[Items from a dataset]
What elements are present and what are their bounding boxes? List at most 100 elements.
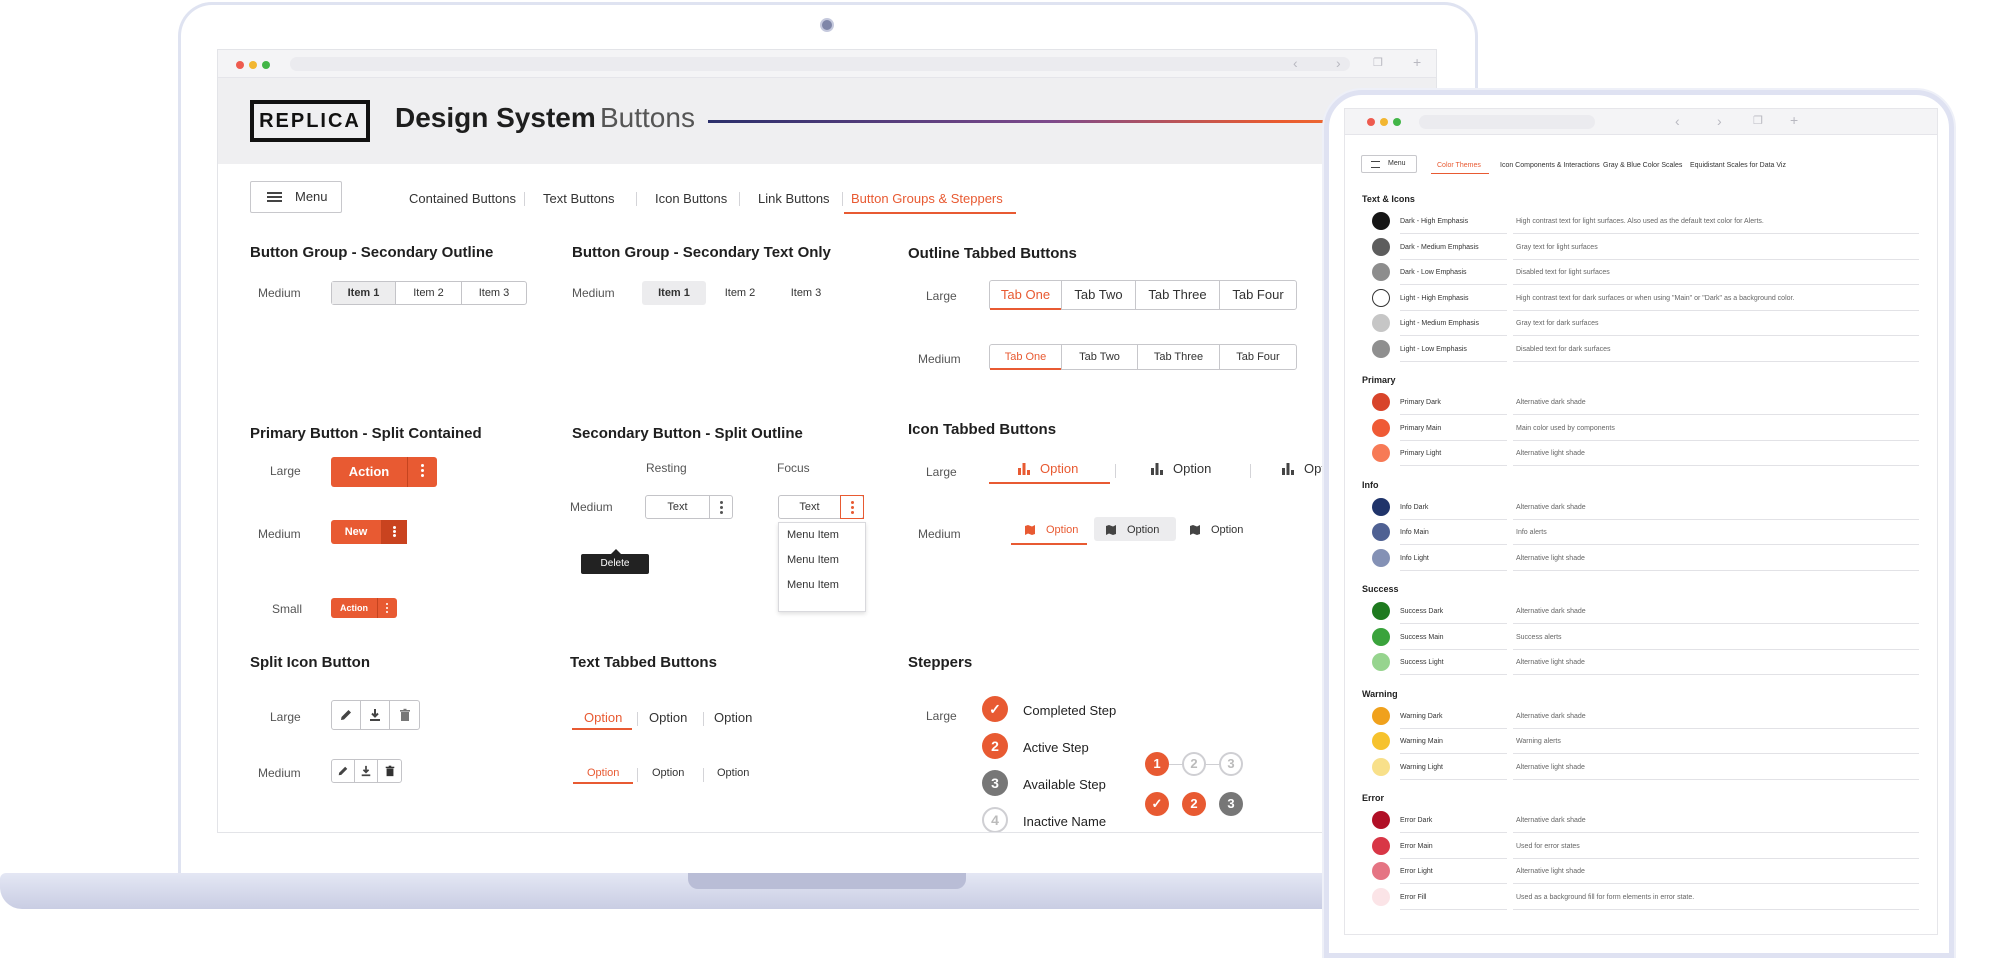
group-item-button[interactable]: Item 2 — [724, 287, 756, 299]
download-icon[interactable] — [361, 701, 390, 729]
tablet-tab[interactable]: Icon Components & Interactions — [1500, 162, 1600, 169]
color-name: Error Main — [1400, 842, 1433, 850]
icon-tab[interactable]: Option — [1017, 461, 1078, 476]
icon-tab[interactable]: Option — [1189, 524, 1243, 536]
split-outline-button-focus[interactable]: Text — [778, 495, 864, 519]
forward-icon[interactable]: › — [1717, 113, 1722, 129]
more-options-icon[interactable] — [710, 496, 732, 518]
text-button[interactable]: Text — [646, 496, 710, 518]
maximize-window-icon[interactable] — [262, 61, 270, 69]
tab-divider — [1250, 464, 1251, 478]
group-item-button[interactable]: Item 1 — [642, 281, 706, 305]
page-title: Design System — [395, 102, 596, 133]
tab-divider — [739, 192, 740, 206]
tablet-tab-indicator — [1431, 173, 1489, 174]
bar-chart-icon — [1018, 463, 1030, 475]
menu-button[interactable]: Menu — [250, 181, 342, 213]
back-icon[interactable]: ‹ — [1675, 113, 1680, 129]
checkmark-icon: ✓ — [982, 696, 1008, 722]
copy-tab-icon[interactable]: ❐ — [1373, 57, 1383, 69]
row-divider — [1513, 648, 1919, 650]
color-description: Gray text for light surfaces — [1516, 243, 1598, 251]
icon-tab[interactable]: Opti — [1281, 461, 1328, 476]
menu-item[interactable]: Menu Item — [787, 529, 839, 541]
copy-tab-icon[interactable]: ❐ — [1753, 115, 1763, 127]
tablet-tab[interactable]: Equidistant Scales for Data Viz — [1690, 162, 1786, 169]
forward-icon[interactable]: › — [1336, 55, 1341, 71]
text-tab[interactable]: Option — [714, 710, 753, 725]
tab-link-buttons[interactable]: Link Buttons — [758, 191, 830, 206]
color-description: Alternative light shade — [1516, 763, 1585, 771]
tablet-tab[interactable]: Gray & Blue Color Scales — [1603, 162, 1683, 169]
row-divider — [1400, 883, 1507, 884]
size-label: Large — [926, 289, 957, 303]
color-description: Disabled text for light surfaces — [1516, 269, 1610, 276]
outline-tab[interactable]: Tab One — [990, 345, 1062, 370]
download-icon[interactable] — [355, 760, 378, 782]
bar-chart-icon — [1282, 463, 1294, 475]
action-button[interactable]: Action — [348, 464, 390, 479]
split-outline-button-resting[interactable]: Text — [645, 495, 733, 519]
section-title: Button Group - Secondary Outline — [250, 244, 494, 261]
text-tab[interactable]: Option — [649, 710, 688, 725]
group-item-button[interactable]: Item 3 — [790, 287, 822, 299]
icon-tab[interactable]: Option — [1024, 524, 1078, 536]
outline-tab[interactable]: Tab Three — [1138, 345, 1220, 369]
split-action-button-small[interactable]: Action — [331, 598, 397, 618]
close-window-icon[interactable] — [236, 61, 244, 69]
outline-tab[interactable]: Tab Two — [1062, 345, 1138, 369]
address-bar[interactable] — [1419, 115, 1595, 129]
row-divider — [1513, 623, 1919, 624]
minimize-window-icon[interactable] — [1380, 118, 1388, 126]
more-options-icon[interactable] — [377, 598, 397, 618]
group-item-button[interactable]: Item 3 — [478, 287, 510, 299]
minimize-window-icon[interactable] — [249, 61, 257, 69]
action-button[interactable]: Action — [340, 603, 368, 613]
icon-tab[interactable]: Option — [1150, 461, 1211, 476]
split-action-button-large[interactable]: Action — [331, 457, 437, 487]
tab-text-buttons[interactable]: Text Buttons — [543, 191, 615, 206]
close-window-icon[interactable] — [1367, 118, 1375, 126]
split-new-button-medium[interactable]: New — [331, 520, 407, 544]
menu-item[interactable]: Menu Item — [787, 554, 839, 566]
menu-item[interactable]: Menu Item — [787, 579, 839, 591]
text-tab[interactable]: Option — [652, 767, 685, 779]
more-options-icon[interactable] — [381, 520, 407, 544]
outline-tab[interactable]: Tab Two — [1062, 281, 1136, 309]
tab-icon-buttons[interactable]: Icon Buttons — [655, 191, 728, 206]
maximize-window-icon[interactable] — [1393, 118, 1401, 126]
text-tab[interactable]: Option — [584, 710, 623, 725]
outline-tab[interactable]: Tab Four — [1236, 351, 1280, 363]
outline-tab[interactable]: Tab Three — [1136, 281, 1220, 309]
back-icon[interactable]: ‹ — [1293, 55, 1298, 71]
text-tab[interactable]: Option — [587, 767, 620, 779]
icon-tab[interactable]: Option — [1105, 524, 1159, 536]
text-tab[interactable]: Option — [717, 767, 750, 779]
new-tab-icon[interactable]: + — [1790, 112, 1799, 128]
button-group-text: Item 1 Item 2 Item 3 — [642, 281, 838, 305]
trash-icon[interactable] — [378, 760, 401, 782]
trash-icon[interactable] — [390, 701, 419, 729]
split-icon-button-medium — [331, 759, 402, 783]
tablet-menu-button[interactable]: Menu — [1361, 155, 1417, 173]
group-item-button[interactable]: Item 2 — [396, 282, 462, 304]
tab-contained-buttons[interactable]: Contained Buttons — [409, 191, 516, 206]
text-button[interactable]: Text — [779, 496, 841, 518]
more-options-icon[interactable] — [407, 457, 437, 487]
tablet-tab[interactable]: Color Themes — [1437, 162, 1481, 169]
color-swatch — [1372, 444, 1390, 462]
pencil-icon[interactable] — [332, 701, 361, 729]
more-options-icon[interactable] — [840, 495, 864, 519]
tab-selected-indicator — [844, 212, 1016, 214]
outline-tab[interactable]: Tab One — [990, 281, 1062, 310]
new-button[interactable]: New — [344, 526, 368, 538]
tab-button-groups-steppers[interactable]: Button Groups & Steppers — [851, 191, 1003, 206]
pencil-icon[interactable] — [332, 760, 355, 782]
color-description: Alternative light shade — [1516, 868, 1585, 875]
group-item-button[interactable]: Item 1 — [332, 282, 396, 304]
new-tab-icon[interactable]: + — [1413, 54, 1422, 70]
color-swatch — [1372, 862, 1390, 880]
address-bar[interactable] — [290, 57, 1350, 71]
color-name: Warning Light — [1400, 763, 1443, 771]
outline-tab[interactable]: Tab Four — [1232, 287, 1284, 302]
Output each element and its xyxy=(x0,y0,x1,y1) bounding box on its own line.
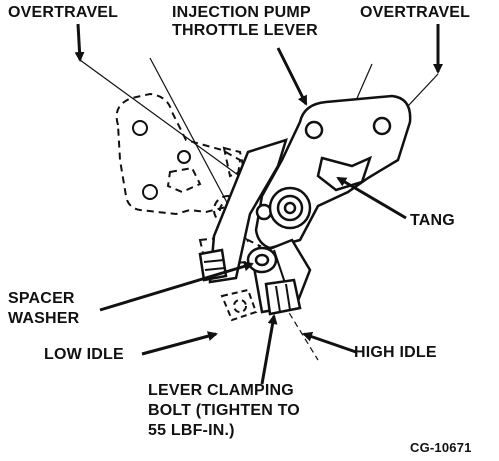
figure-id: CG-10671 xyxy=(410,440,472,455)
label-overtravel-right: OVERTRAVEL xyxy=(360,4,471,21)
arrow-clamping-bolt xyxy=(260,314,278,385)
label-high-idle: HIGH IDLE xyxy=(354,344,437,361)
spacer-washer xyxy=(246,246,278,274)
pump-shaft-hub xyxy=(268,186,312,230)
leader-arrows xyxy=(74,23,443,385)
arrow-tang xyxy=(336,176,407,220)
ghost-lever-holes xyxy=(132,120,191,200)
label-low-idle: LOW IDLE xyxy=(44,346,124,363)
label-pump-lever-line2: THROTTLE LEVER xyxy=(172,22,318,39)
label-spacer-line1: SPACER xyxy=(8,290,75,307)
arrow-pump-lever xyxy=(276,47,308,106)
lower-stop-block xyxy=(220,288,258,322)
arrow-spacer-washer xyxy=(99,261,254,312)
arrow-high-idle xyxy=(302,331,357,354)
label-bolt-line1: LEVER CLAMPING xyxy=(148,382,294,399)
label-spacer-line2: WASHER xyxy=(8,310,80,327)
label-overtravel-left: OVERTRAVEL xyxy=(8,4,119,21)
arrow-low-idle xyxy=(141,331,218,356)
arrow-overtravel-left xyxy=(74,23,85,62)
label-tang: TANG xyxy=(410,212,455,229)
label-bolt-line2: BOLT (TIGHTEN TO xyxy=(148,402,300,419)
clamping-bolt xyxy=(264,278,302,316)
throttle-lever-holes xyxy=(255,116,392,221)
label-pump-lever-line1: INJECTION PUMP xyxy=(172,4,311,21)
label-bolt-line3: 55 LBF-IN.) xyxy=(148,422,235,439)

TASK STATEMENT => Return the lines starting with the one containing "group-item-button[interactable]: Item 2 — [724, 287, 756, 299]" and going on through the one containing "page-title: Design System", reproducing them exactly.

TASK RESPONSE =>
group-item-button[interactable]: Item 2 — [724, 287, 756, 299]
download-icon[interactable] — [361, 701, 390, 729]
tablet-tab[interactable]: Icon Components & Interactions — [1500, 162, 1600, 169]
color-name: Error Main — [1400, 842, 1433, 850]
icon-tab[interactable]: Option — [1017, 461, 1078, 476]
icon-tab[interactable]: Option — [1189, 524, 1243, 536]
split-outline-button-focus[interactable]: Text — [778, 495, 864, 519]
forward-icon[interactable]: › — [1717, 113, 1722, 129]
more-options-icon[interactable] — [710, 496, 732, 518]
text-button[interactable]: Text — [646, 496, 710, 518]
maximize-window-icon[interactable] — [262, 61, 270, 69]
tab-divider — [1250, 464, 1251, 478]
group-item-button[interactable]: Item 1 — [642, 281, 706, 305]
page-title: Design System — [395, 102, 596, 133]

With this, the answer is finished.